#### [Problem to work on]
All of the records below should be output exactly.
[BEGIN]
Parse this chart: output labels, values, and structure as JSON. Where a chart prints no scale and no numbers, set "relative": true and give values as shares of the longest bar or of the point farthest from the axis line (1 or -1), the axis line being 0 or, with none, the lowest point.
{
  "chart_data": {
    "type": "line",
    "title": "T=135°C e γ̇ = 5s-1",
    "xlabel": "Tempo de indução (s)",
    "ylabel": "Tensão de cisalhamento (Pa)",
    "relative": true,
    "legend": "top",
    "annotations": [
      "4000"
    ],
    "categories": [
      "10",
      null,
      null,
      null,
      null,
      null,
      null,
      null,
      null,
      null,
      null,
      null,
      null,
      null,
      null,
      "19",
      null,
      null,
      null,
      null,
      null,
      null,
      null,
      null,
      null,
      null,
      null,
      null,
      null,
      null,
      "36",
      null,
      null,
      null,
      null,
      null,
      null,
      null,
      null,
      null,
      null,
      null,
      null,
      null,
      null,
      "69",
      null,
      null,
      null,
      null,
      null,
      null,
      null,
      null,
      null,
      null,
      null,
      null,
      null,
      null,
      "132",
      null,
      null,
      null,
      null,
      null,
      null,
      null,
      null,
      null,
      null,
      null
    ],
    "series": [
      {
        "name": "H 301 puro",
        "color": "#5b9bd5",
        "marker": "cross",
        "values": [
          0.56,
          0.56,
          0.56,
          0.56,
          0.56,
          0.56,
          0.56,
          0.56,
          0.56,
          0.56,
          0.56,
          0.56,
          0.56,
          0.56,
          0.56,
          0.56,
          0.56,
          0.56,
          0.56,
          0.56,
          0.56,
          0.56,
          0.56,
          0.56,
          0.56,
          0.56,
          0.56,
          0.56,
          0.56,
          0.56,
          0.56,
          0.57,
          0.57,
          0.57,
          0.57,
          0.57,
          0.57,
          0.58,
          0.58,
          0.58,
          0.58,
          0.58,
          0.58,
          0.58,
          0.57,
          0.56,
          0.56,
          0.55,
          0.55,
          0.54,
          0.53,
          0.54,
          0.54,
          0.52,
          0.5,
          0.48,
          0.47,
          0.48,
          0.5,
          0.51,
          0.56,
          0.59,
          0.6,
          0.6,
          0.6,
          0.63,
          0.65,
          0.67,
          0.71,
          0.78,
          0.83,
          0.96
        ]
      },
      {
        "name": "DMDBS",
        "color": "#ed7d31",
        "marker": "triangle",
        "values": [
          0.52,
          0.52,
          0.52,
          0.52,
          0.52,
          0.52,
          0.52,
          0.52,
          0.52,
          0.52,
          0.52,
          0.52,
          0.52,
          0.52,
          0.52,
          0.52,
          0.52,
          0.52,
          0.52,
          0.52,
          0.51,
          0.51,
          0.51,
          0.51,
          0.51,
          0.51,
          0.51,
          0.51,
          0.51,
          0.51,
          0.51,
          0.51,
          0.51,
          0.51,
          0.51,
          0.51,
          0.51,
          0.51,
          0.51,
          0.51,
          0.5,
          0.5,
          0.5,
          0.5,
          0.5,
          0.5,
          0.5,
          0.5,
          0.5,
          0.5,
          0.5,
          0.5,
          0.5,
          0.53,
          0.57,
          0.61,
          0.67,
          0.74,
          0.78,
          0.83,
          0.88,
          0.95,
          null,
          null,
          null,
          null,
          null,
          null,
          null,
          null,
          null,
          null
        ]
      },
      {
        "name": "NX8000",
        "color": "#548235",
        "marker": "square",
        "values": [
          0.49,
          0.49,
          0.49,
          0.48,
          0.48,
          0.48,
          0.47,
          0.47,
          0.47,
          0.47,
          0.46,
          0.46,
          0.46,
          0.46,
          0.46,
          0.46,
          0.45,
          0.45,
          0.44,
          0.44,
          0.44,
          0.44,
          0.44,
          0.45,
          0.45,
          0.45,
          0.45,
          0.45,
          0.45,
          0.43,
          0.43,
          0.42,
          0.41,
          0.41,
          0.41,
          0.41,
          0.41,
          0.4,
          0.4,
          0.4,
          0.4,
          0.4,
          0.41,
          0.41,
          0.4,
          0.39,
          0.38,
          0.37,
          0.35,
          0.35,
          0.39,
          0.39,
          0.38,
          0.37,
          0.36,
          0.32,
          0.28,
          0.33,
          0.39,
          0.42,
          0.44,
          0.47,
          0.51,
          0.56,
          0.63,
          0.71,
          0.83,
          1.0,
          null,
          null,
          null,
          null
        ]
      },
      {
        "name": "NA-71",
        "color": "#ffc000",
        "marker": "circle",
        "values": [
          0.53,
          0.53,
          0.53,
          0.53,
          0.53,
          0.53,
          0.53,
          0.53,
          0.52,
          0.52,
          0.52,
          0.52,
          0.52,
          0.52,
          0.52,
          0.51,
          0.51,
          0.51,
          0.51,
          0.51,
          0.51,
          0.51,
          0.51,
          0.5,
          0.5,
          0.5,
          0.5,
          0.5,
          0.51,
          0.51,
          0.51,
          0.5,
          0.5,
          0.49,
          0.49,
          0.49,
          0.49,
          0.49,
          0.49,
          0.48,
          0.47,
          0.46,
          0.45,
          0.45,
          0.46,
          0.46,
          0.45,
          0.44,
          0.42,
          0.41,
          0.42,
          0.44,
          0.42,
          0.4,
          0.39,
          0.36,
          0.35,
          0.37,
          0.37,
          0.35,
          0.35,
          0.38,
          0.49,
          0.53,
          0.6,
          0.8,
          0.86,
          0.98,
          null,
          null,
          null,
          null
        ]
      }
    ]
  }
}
[END]
#### [Exercise response]
Parse this chart: output labels, values, and structure as JSON. Where a chart prints no scale and no numbers, set "relative": true and give values as shares of the longest bar or of the point farthest from the axis line (1 or -1), the axis line being 0 or, with none, the lowest point.
{
  "chart_data": {
    "type": "line",
    "title": "T=135°C e γ̇ = 5s-1",
    "xlabel": "Tempo de indução (s)",
    "ylabel": "Tensão de cisalhamento (Pa)",
    "relative": true,
    "legend": "top",
    "annotations": [
      "4000"
    ],
    "categories": [
      "10",
      null,
      null,
      null,
      null,
      null,
      null,
      null,
      null,
      null,
      null,
      null,
      null,
      null,
      null,
      "19",
      null,
      null,
      null,
      null,
      null,
      null,
      null,
      null,
      null,
      null,
      null,
      null,
      null,
      null,
      "36",
      null,
      null,
      null,
      null,
      null,
      null,
      null,
      null,
      null,
      null,
      null,
      null,
      null,
      null,
      "69",
      null,
      null,
      null,
      null,
      null,
      null,
      null,
      null,
      null,
      null,
      null,
      null,
      null,
      null,
      "132",
      null,
      null,
      null,
      null,
      null,
      null,
      null,
      null,
      null,
      null,
      null
    ],
    "series": [
      {
        "name": "H 301 puro",
        "color": "#5b9bd5",
        "marker": "cross",
        "values": [
          0.56,
          0.56,
          0.56,
          0.56,
          0.56,
          0.56,
          0.56,
          0.56,
          0.56,
          0.56,
          0.56,
          0.56,
          0.56,
          0.56,
          0.56,
          0.56,
          0.56,
          0.56,
          0.56,
          0.56,
          0.56,
          0.56,
          0.56,
          0.56,
          0.56,
          0.56,
          0.56,
          0.56,
          0.56,
          0.56,
          0.56,
          0.57,
          0.57,
          0.57,
          0.57,
          0.57,
          0.57,
          0.58,
          0.58,
          0.58,
          0.58,
          0.58,
          0.58,
          0.58,
          0.57,
          0.56,
          0.56,
          0.55,
          0.55,
          0.54,
          0.53,
          0.54,
          0.54,
          0.52,
          0.5,
          0.48,
          0.47,
          0.48,
          0.5,
          0.51,
          0.56,
          0.59,
          0.6,
          0.6,
          0.6,
          0.63,
          0.65,
          0.67,
          0.71,
          0.78,
          0.83,
          0.96
        ]
      },
      {
        "name": "DMDBS",
        "color": "#ed7d31",
        "marker": "triangle",
        "values": [
          0.52,
          0.52,
          0.52,
          0.52,
          0.52,
          0.52,
          0.52,
          0.52,
          0.52,
          0.52,
          0.52,
          0.52,
          0.52,
          0.52,
          0.52,
          0.52,
          0.52,
          0.52,
          0.52,
          0.52,
          0.51,
          0.51,
          0.51,
          0.51,
          0.51,
          0.51,
          0.51,
          0.51,
          0.51,
          0.51,
          0.51,
          0.51,
          0.51,
          0.51,
          0.51,
          0.51,
          0.51,
          0.51,
          0.51,
          0.51,
          0.5,
          0.5,
          0.5,
          0.5,
          0.5,
          0.5,
          0.5,
          0.5,
          0.5,
          0.5,
          0.5,
          0.5,
          0.5,
          0.53,
          0.57,
          0.61,
          0.67,
          0.74,
          0.78,
          0.83,
          0.88,
          0.95,
          null,
          null,
          null,
          null,
          null,
          null,
          null,
          null,
          null,
          null
        ]
      },
      {
        "name": "NX8000",
        "color": "#548235",
        "marker": "square",
        "values": [
          0.49,
          0.49,
          0.49,
          0.48,
          0.48,
          0.48,
          0.47,
          0.47,
          0.47,
          0.47,
          0.46,
          0.46,
          0.46,
          0.46,
          0.46,
          0.46,
          0.45,
          0.45,
          0.44,
          0.44,
          0.44,
          0.44,
          0.44,
          0.45,
          0.45,
          0.45,
          0.45,
          0.45,
          0.45,
          0.43,
          0.43,
          0.42,
          0.41,
          0.41,
          0.41,
          0.41,
          0.41,
          0.4,
          0.4,
          0.4,
          0.4,
          0.4,
          0.41,
          0.41,
          0.4,
          0.39,
          0.38,
          0.37,
          0.35,
          0.35,
          0.39,
          0.39,
          0.38,
          0.37,
          0.36,
          0.32,
          0.28,
          0.33,
          0.39,
          0.42,
          0.44,
          0.47,
          0.51,
          0.56,
          0.63,
          0.71,
          0.83,
          1.0,
          null,
          null,
          null,
          null
        ]
      },
      {
        "name": "NA-71",
        "color": "#ffc000",
        "marker": "circle",
        "values": [
          0.53,
          0.53,
          0.53,
          0.53,
          0.53,
          0.53,
          0.53,
          0.53,
          0.52,
          0.52,
          0.52,
          0.52,
          0.52,
          0.52,
          0.52,
          0.51,
          0.51,
          0.51,
          0.51,
          0.51,
          0.51,
          0.51,
          0.51,
          0.5,
          0.5,
          0.5,
          0.5,
          0.5,
          0.51,
          0.51,
          0.51,
          0.5,
          0.5,
          0.49,
          0.49,
          0.49,
          0.49,
          0.49,
          0.49,
          0.48,
          0.47,
          0.46,
          0.45,
          0.45,
          0.46,
          0.46,
          0.45,
          0.44,
          0.42,
          0.41,
          0.42,
          0.44,
          0.42,
          0.4,
          0.39,
          0.36,
          0.35,
          0.37,
          0.37,
          0.35,
          0.35,
          0.38,
          0.49,
          0.53,
          0.6,
          0.8,
          0.86,
          0.98,
          null,
          null,
          null,
          null
        ]
      }
    ]
  }
}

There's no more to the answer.